• [What the exercise asks] All the data below goes into the copy word for word, but the pictures don't.
------------------------------------------------
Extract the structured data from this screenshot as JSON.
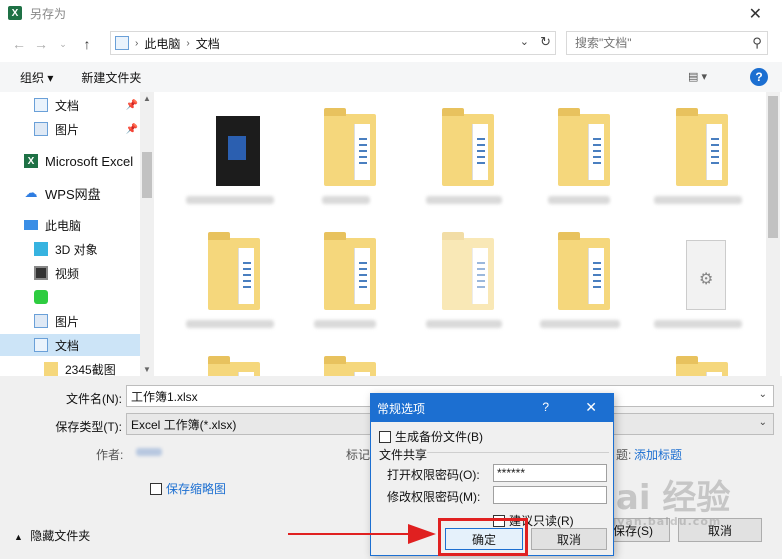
{
  "window": {
    "title": "另存为",
    "app_icon": "X"
  },
  "address": {
    "crumbs": [
      "此电脑",
      "文档"
    ],
    "search_placeholder": "搜索\"文档\""
  },
  "toolbar": {
    "organize": "组织 ▾",
    "new_folder": "新建文件夹"
  },
  "sidebar": {
    "items": [
      {
        "label": "文档",
        "icon": "document-icon",
        "pinned": true
      },
      {
        "label": "图片",
        "icon": "picture-icon",
        "pinned": true
      },
      {
        "label": "Microsoft Excel",
        "icon": "excel-icon"
      },
      {
        "label": "WPS网盘",
        "icon": "cloud-icon"
      },
      {
        "label": "此电脑",
        "icon": "computer-icon"
      },
      {
        "label": "3D 对象",
        "icon": "3d-icon"
      },
      {
        "label": "视频",
        "icon": "video-icon"
      },
      {
        "label": "",
        "icon": "app-icon"
      },
      {
        "label": "图片",
        "icon": "picture-icon"
      },
      {
        "label": "文档",
        "icon": "document-icon",
        "selected": true
      },
      {
        "label": "2345截图",
        "icon": "folder-icon"
      }
    ]
  },
  "form": {
    "filename_label": "文件名(N):",
    "filename_value": "工作簿1.xlsx",
    "filetype_label": "保存类型(T):",
    "filetype_value": "Excel 工作簿(*.xlsx)",
    "author_label": "作者:",
    "tags_label": "标记:",
    "title_label": "题:",
    "add_title": "添加标题",
    "save_thumbnail": "保存缩略图",
    "hide_folders": "隐藏文件夹",
    "save_button": "保存(S)",
    "cancel_button": "取消"
  },
  "dialog": {
    "title": "常规选项",
    "help": "?",
    "backup_label": "生成备份文件(B)",
    "sharing_label": "文件共享",
    "open_pwd_label": "打开权限密码(O):",
    "open_pwd_value": "******",
    "modify_pwd_label": "修改权限密码(M):",
    "modify_pwd_value": "",
    "readonly_label": "建议只读(R)",
    "ok": "确定",
    "cancel": "取消"
  },
  "watermark": {
    "text": "Bai 经验",
    "sub": "jingyan.baidu.com"
  }
}
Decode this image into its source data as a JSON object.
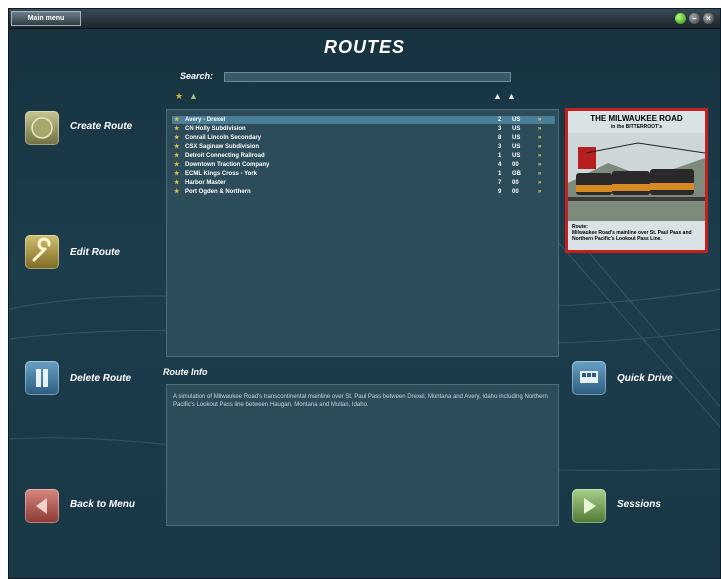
{
  "topbar": {
    "main_menu_label": "Main menu"
  },
  "title": "ROUTES",
  "search": {
    "label": "Search:",
    "value": ""
  },
  "routes": [
    {
      "name": "Avery - Drexel",
      "num": "2",
      "country": "US",
      "selected": true
    },
    {
      "name": "CN Holly Subdivision",
      "num": "3",
      "country": "US"
    },
    {
      "name": "Conrail Lincoln Secondary",
      "num": "8",
      "country": "US"
    },
    {
      "name": "CSX Saginaw Subdivision",
      "num": "3",
      "country": "US"
    },
    {
      "name": "Detroit Connecting Railroad",
      "num": "1",
      "country": "US"
    },
    {
      "name": "Downtown Traction Company",
      "num": "4",
      "country": "00"
    },
    {
      "name": "ECML Kings Cross - York",
      "num": "1",
      "country": "GB"
    },
    {
      "name": "Harbor Master",
      "num": "7",
      "country": "00"
    },
    {
      "name": "Port Ogden & Northern",
      "num": "9",
      "country": "00"
    }
  ],
  "row_arrow": "»",
  "preview": {
    "title": "THE MILWAUKEE ROAD",
    "subtitle": "in the BITTERROOT's",
    "caption_heading": "Route:",
    "caption": "Milwaukee Road's mainline over St. Paul Pass and Northern Pacific's Lookout Pass Line."
  },
  "buttons": {
    "create": "Create Route",
    "edit": "Edit Route",
    "delete": "Delete Route",
    "back": "Back to Menu",
    "quick_drive": "Quick Drive",
    "sessions": "Sessions"
  },
  "route_info": {
    "title": "Route Info",
    "text": "A simulation of Milwaukee Road's transcontinental mainline over St. Paul Pass between Drexel, Montana and Avery, Idaho including Northern Pacific's Lookout Pass line between Haugan, Montana and Mullan, Idaho."
  },
  "colors": {
    "accent_red": "#c42020",
    "selection": "#4b7f98",
    "panel": "#2d4c5a"
  }
}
------------------------------------------------
• [Response]
Extract the structured data from this screenshot as JSON.
{
  "window": {
    "title": "另存为",
    "app_icon": "X"
  },
  "address": {
    "crumbs": [
      "此电脑",
      "文档"
    ],
    "search_placeholder": "搜索\"文档\""
  },
  "toolbar": {
    "organize": "组织 ▾",
    "new_folder": "新建文件夹"
  },
  "sidebar": {
    "items": [
      {
        "label": "文档",
        "icon": "document-icon",
        "pinned": true
      },
      {
        "label": "图片",
        "icon": "picture-icon",
        "pinned": true
      },
      {
        "label": "Microsoft Excel",
        "icon": "excel-icon"
      },
      {
        "label": "WPS网盘",
        "icon": "cloud-icon"
      },
      {
        "label": "此电脑",
        "icon": "computer-icon"
      },
      {
        "label": "3D 对象",
        "icon": "3d-icon"
      },
      {
        "label": "视频",
        "icon": "video-icon"
      },
      {
        "label": "",
        "icon": "app-icon"
      },
      {
        "label": "图片",
        "icon": "picture-icon"
      },
      {
        "label": "文档",
        "icon": "document-icon",
        "selected": true
      },
      {
        "label": "2345截图",
        "icon": "folder-icon"
      }
    ]
  },
  "form": {
    "filename_label": "文件名(N):",
    "filename_value": "工作簿1.xlsx",
    "filetype_label": "保存类型(T):",
    "filetype_value": "Excel 工作簿(*.xlsx)",
    "author_label": "作者:",
    "tags_label": "标记:",
    "title_label": "题:",
    "add_title": "添加标题",
    "save_thumbnail": "保存缩略图",
    "hide_folders": "隐藏文件夹",
    "save_button": "保存(S)",
    "cancel_button": "取消"
  },
  "dialog": {
    "title": "常规选项",
    "help": "?",
    "backup_label": "生成备份文件(B)",
    "sharing_label": "文件共享",
    "open_pwd_label": "打开权限密码(O):",
    "open_pwd_value": "******",
    "modify_pwd_label": "修改权限密码(M):",
    "modify_pwd_value": "",
    "readonly_label": "建议只读(R)",
    "ok": "确定",
    "cancel": "取消"
  },
  "watermark": {
    "text": "Bai 经验",
    "sub": "jingyan.baidu.com"
  }
}
Decode this image into its source data as a JSON object.
{
  "topbar": {
    "main_menu_label": "Main menu"
  },
  "title": "ROUTES",
  "search": {
    "label": "Search:",
    "value": ""
  },
  "routes": [
    {
      "name": "Avery - Drexel",
      "num": "2",
      "country": "US",
      "selected": true
    },
    {
      "name": "CN Holly Subdivision",
      "num": "3",
      "country": "US"
    },
    {
      "name": "Conrail Lincoln Secondary",
      "num": "8",
      "country": "US"
    },
    {
      "name": "CSX Saginaw Subdivision",
      "num": "3",
      "country": "US"
    },
    {
      "name": "Detroit Connecting Railroad",
      "num": "1",
      "country": "US"
    },
    {
      "name": "Downtown Traction Company",
      "num": "4",
      "country": "00"
    },
    {
      "name": "ECML Kings Cross - York",
      "num": "1",
      "country": "GB"
    },
    {
      "name": "Harbor Master",
      "num": "7",
      "country": "00"
    },
    {
      "name": "Port Ogden & Northern",
      "num": "9",
      "country": "00"
    }
  ],
  "row_arrow": "»",
  "preview": {
    "title": "THE MILWAUKEE ROAD",
    "subtitle": "in the BITTERROOT's",
    "caption_heading": "Route:",
    "caption": "Milwaukee Road's mainline over St. Paul Pass and Northern Pacific's Lookout Pass Line."
  },
  "buttons": {
    "create": "Create Route",
    "edit": "Edit Route",
    "delete": "Delete Route",
    "back": "Back to Menu",
    "quick_drive": "Quick Drive",
    "sessions": "Sessions"
  },
  "route_info": {
    "title": "Route Info",
    "text": "A simulation of Milwaukee Road's transcontinental mainline over St. Paul Pass between Drexel, Montana and Avery, Idaho including Northern Pacific's Lookout Pass line between Haugan, Montana and Mullan, Idaho."
  },
  "colors": {
    "accent_red": "#c42020",
    "selection": "#4b7f98",
    "panel": "#2d4c5a"
  }
}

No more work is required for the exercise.